• Problem description:
Repeat each entry as written and leave the images out of the copy.

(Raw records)
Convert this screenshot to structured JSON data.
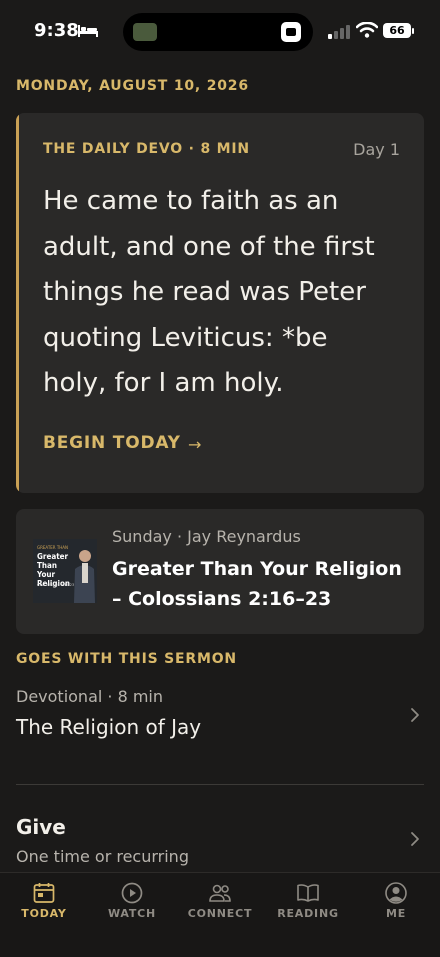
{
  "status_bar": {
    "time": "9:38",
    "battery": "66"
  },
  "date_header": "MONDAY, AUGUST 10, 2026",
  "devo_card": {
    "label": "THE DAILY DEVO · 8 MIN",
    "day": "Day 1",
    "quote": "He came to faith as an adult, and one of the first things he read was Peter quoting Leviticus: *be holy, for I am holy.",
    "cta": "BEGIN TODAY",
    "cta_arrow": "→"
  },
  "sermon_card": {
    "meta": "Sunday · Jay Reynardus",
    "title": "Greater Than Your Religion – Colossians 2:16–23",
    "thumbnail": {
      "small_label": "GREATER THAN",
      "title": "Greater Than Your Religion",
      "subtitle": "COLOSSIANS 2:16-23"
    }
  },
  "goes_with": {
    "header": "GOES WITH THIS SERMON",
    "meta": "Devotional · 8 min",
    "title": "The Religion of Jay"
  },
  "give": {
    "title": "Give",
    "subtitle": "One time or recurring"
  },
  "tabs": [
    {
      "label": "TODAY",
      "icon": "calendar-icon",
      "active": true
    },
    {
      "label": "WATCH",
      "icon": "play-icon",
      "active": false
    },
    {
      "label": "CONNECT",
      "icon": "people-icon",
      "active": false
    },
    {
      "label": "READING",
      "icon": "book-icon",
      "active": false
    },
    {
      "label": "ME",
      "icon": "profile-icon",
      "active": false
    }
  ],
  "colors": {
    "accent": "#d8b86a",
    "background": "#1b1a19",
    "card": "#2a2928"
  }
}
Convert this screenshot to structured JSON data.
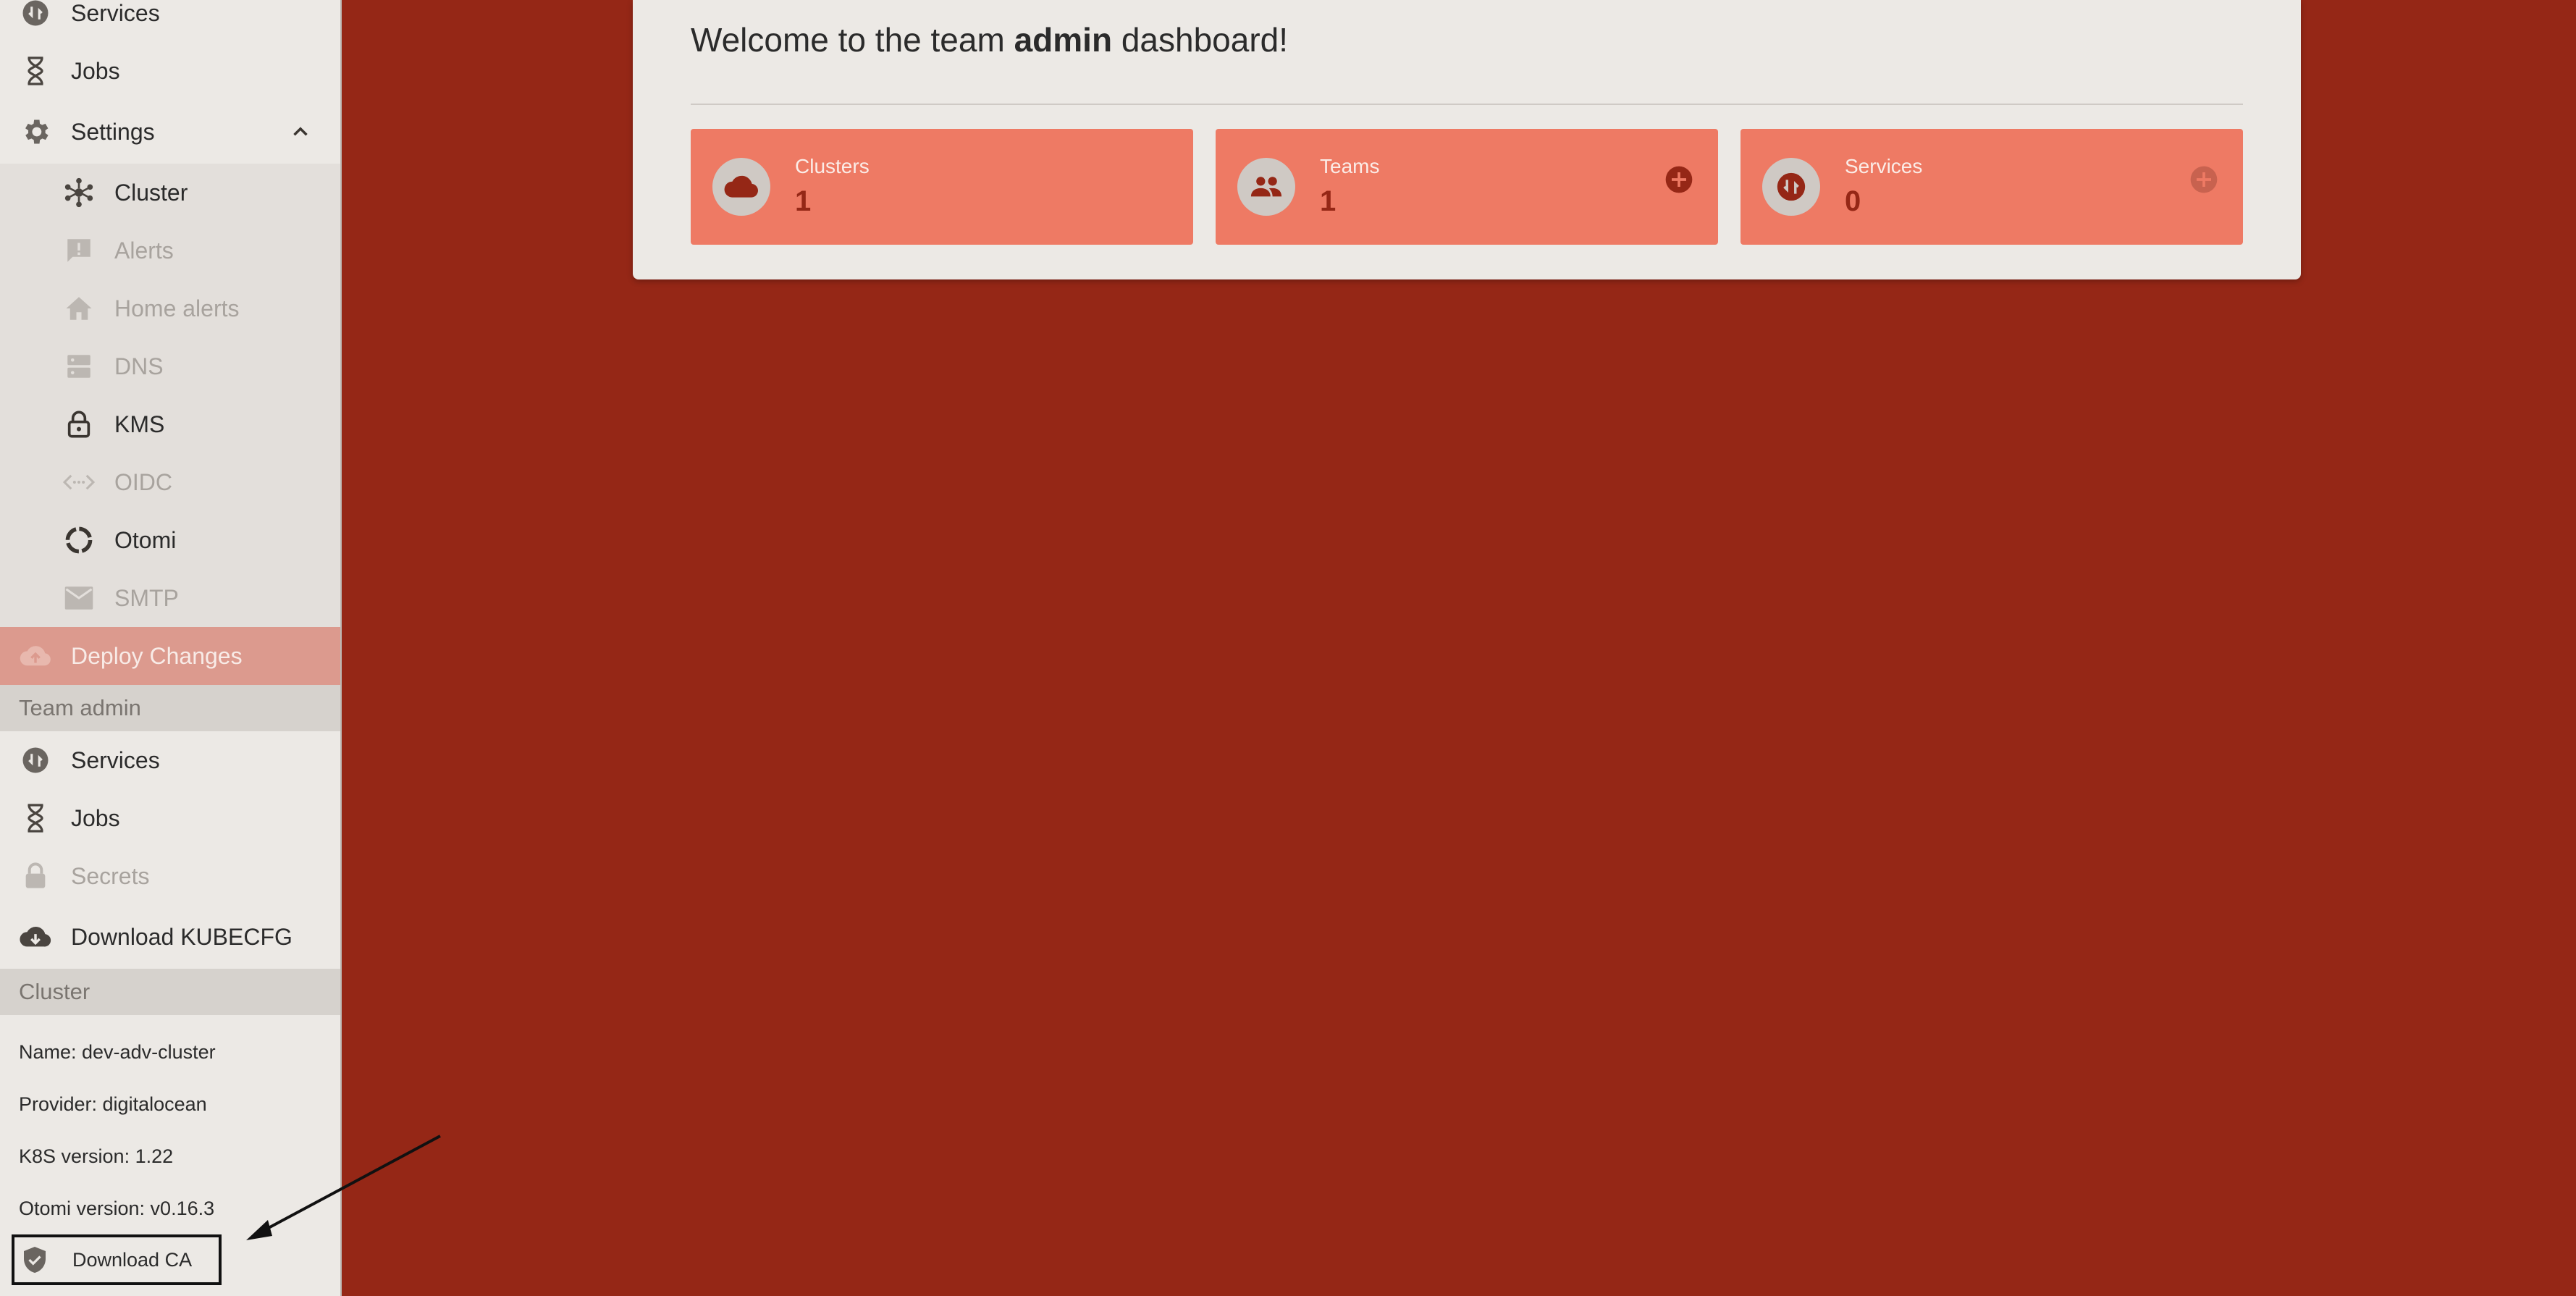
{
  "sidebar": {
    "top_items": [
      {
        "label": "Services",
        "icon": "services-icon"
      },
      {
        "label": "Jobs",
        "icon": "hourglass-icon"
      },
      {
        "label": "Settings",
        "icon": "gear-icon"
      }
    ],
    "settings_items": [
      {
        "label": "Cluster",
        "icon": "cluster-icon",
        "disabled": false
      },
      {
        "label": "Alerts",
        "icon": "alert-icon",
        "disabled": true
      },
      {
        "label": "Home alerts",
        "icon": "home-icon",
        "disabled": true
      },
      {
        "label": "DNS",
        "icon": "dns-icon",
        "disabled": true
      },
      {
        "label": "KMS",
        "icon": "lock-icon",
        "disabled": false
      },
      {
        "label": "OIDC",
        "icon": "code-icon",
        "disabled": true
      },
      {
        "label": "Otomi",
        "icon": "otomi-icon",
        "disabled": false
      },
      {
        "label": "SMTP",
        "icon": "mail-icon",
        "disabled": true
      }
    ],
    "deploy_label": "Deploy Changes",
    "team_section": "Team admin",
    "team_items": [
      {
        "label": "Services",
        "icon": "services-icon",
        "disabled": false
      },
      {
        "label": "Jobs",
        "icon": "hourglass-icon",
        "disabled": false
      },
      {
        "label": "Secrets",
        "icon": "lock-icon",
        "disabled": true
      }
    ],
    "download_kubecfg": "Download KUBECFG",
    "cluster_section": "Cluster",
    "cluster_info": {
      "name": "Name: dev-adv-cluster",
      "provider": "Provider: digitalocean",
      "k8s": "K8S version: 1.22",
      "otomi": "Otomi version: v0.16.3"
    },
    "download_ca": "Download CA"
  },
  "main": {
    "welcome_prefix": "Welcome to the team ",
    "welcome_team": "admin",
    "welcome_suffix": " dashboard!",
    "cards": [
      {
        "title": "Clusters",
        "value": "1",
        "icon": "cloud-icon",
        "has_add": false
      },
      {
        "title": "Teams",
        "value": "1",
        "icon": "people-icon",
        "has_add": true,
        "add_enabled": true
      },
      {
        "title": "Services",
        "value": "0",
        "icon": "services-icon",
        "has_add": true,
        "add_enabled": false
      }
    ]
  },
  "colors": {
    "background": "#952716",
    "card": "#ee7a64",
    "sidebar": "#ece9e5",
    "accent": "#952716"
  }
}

• Output for this task:
Convert this screenshot to structured JSON data.
{
  "status_bar": {
    "time": "9:38",
    "battery": "66"
  },
  "date_header": "MONDAY, AUGUST 10, 2026",
  "devo_card": {
    "label": "THE DAILY DEVO · 8 MIN",
    "day": "Day 1",
    "quote": "He came to faith as an adult, and one of the first things he read was Peter quoting Leviticus: *be holy, for I am holy.",
    "cta": "BEGIN TODAY",
    "cta_arrow": "→"
  },
  "sermon_card": {
    "meta": "Sunday · Jay Reynardus",
    "title": "Greater Than Your Religion – Colossians 2:16–23",
    "thumbnail": {
      "small_label": "GREATER THAN",
      "title": "Greater Than Your Religion",
      "subtitle": "COLOSSIANS 2:16-23"
    }
  },
  "goes_with": {
    "header": "GOES WITH THIS SERMON",
    "meta": "Devotional · 8 min",
    "title": "The Religion of Jay"
  },
  "give": {
    "title": "Give",
    "subtitle": "One time or recurring"
  },
  "tabs": [
    {
      "label": "TODAY",
      "icon": "calendar-icon",
      "active": true
    },
    {
      "label": "WATCH",
      "icon": "play-icon",
      "active": false
    },
    {
      "label": "CONNECT",
      "icon": "people-icon",
      "active": false
    },
    {
      "label": "READING",
      "icon": "book-icon",
      "active": false
    },
    {
      "label": "ME",
      "icon": "profile-icon",
      "active": false
    }
  ],
  "colors": {
    "accent": "#d8b86a",
    "background": "#1b1a19",
    "card": "#2a2928"
  }
}
Convert this screenshot to structured JSON data.
{
  "sidebar": {
    "top_items": [
      {
        "label": "Services",
        "icon": "services-icon"
      },
      {
        "label": "Jobs",
        "icon": "hourglass-icon"
      },
      {
        "label": "Settings",
        "icon": "gear-icon"
      }
    ],
    "settings_items": [
      {
        "label": "Cluster",
        "icon": "cluster-icon",
        "disabled": false
      },
      {
        "label": "Alerts",
        "icon": "alert-icon",
        "disabled": true
      },
      {
        "label": "Home alerts",
        "icon": "home-icon",
        "disabled": true
      },
      {
        "label": "DNS",
        "icon": "dns-icon",
        "disabled": true
      },
      {
        "label": "KMS",
        "icon": "lock-icon",
        "disabled": false
      },
      {
        "label": "OIDC",
        "icon": "code-icon",
        "disabled": true
      },
      {
        "label": "Otomi",
        "icon": "otomi-icon",
        "disabled": false
      },
      {
        "label": "SMTP",
        "icon": "mail-icon",
        "disabled": true
      }
    ],
    "deploy_label": "Deploy Changes",
    "team_section": "Team admin",
    "team_items": [
      {
        "label": "Services",
        "icon": "services-icon",
        "disabled": false
      },
      {
        "label": "Jobs",
        "icon": "hourglass-icon",
        "disabled": false
      },
      {
        "label": "Secrets",
        "icon": "lock-icon",
        "disabled": true
      }
    ],
    "download_kubecfg": "Download KUBECFG",
    "cluster_section": "Cluster",
    "cluster_info": {
      "name": "Name: dev-adv-cluster",
      "provider": "Provider: digitalocean",
      "k8s": "K8S version: 1.22",
      "otomi": "Otomi version: v0.16.3"
    },
    "download_ca": "Download CA"
  },
  "main": {
    "welcome_prefix": "Welcome to the team ",
    "welcome_team": "admin",
    "welcome_suffix": " dashboard!",
    "cards": [
      {
        "title": "Clusters",
        "value": "1",
        "icon": "cloud-icon",
        "has_add": false
      },
      {
        "title": "Teams",
        "value": "1",
        "icon": "people-icon",
        "has_add": true,
        "add_enabled": true
      },
      {
        "title": "Services",
        "value": "0",
        "icon": "services-icon",
        "has_add": true,
        "add_enabled": false
      }
    ]
  },
  "colors": {
    "background": "#952716",
    "card": "#ee7a64",
    "sidebar": "#ece9e5",
    "accent": "#952716"
  }
}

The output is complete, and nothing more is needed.